REQUIREMENT
Look through the data below. Pick out the lines holding the string "Caroline".

Records contained in a dataset
****

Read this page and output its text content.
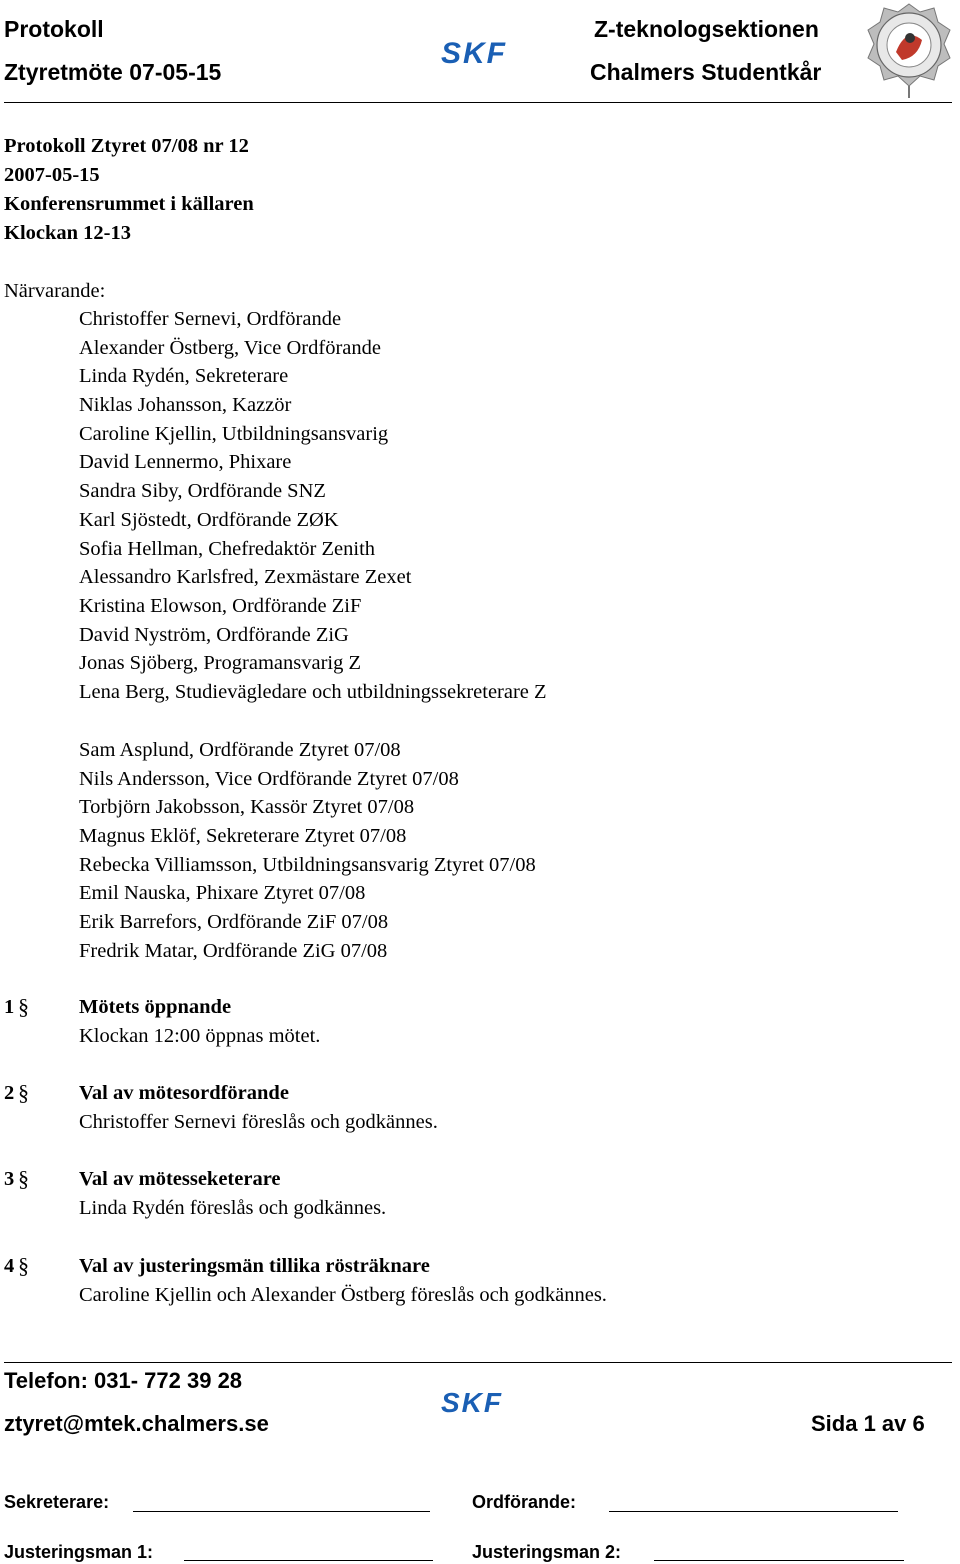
Protokoll
Ztyretmöte 07-05-15
Z-teknologsektionen
Chalmers Studentkår
SKF
Protokoll Ztyret 07/08 nr 12
2007-05-15
Konferensrummet i källaren
Klockan 12-13
Närvarande:
Christoffer Sernevi, Ordförande
Alexander Östberg, Vice Ordförande
Linda Rydén, Sekreterare
Niklas Johansson, Kazzör
Caroline Kjellin, Utbildningsansvarig
David Lennermo, Phixare
Sandra Siby, Ordförande SNZ
Karl Sjöstedt, Ordförande ZØK
Sofia Hellman, Chefredaktör Zenith
Alessandro Karlsfred, Zexmästare Zexet
Kristina Elowson, Ordförande ZiF
David Nyström, Ordförande ZiG
Jonas Sjöberg, Programansvarig Z
Lena Berg, Studievägledare och utbildningssekreterare Z
Sam Asplund, Ordförande Ztyret 07/08
Nils Andersson, Vice Ordförande Ztyret 07/08
Torbjörn Jakobsson, Kassör Ztyret 07/08
Magnus Eklöf, Sekreterare Ztyret 07/08
Rebecka Villiamsson, Utbildningsansvarig Ztyret 07/08
Emil Nauska, Phixare Ztyret 07/08
Erik Barrefors, Ordförande ZiF 07/08
Fredrik Matar, Ordförande ZiG 07/08
1 § Mötets öppnande
Klockan 12:00 öppnas mötet.
2 § Val av mötesordförande
Christoffer Sernevi föreslås och godkännes.
3 § Val av mötesseketerare
Linda Rydén föreslås och godkännes.
4 § Val av justeringsmän tillika rösträknare
Caroline Kjellin och Alexander Östberg föreslås och godkännes.
Telefon: 031- 772 39 28
SKF
ztyret@mtek.chalmers.se	Sida 1 av 6
Sekreterare:	Ordförande:
Justeringsman 1:	Justeringsman 2:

****

EXERCISE ANSWER
Caroline Kjellin, Utbildningsansvarig
Caroline Kjellin och Alexander Östberg föreslås och godkännes.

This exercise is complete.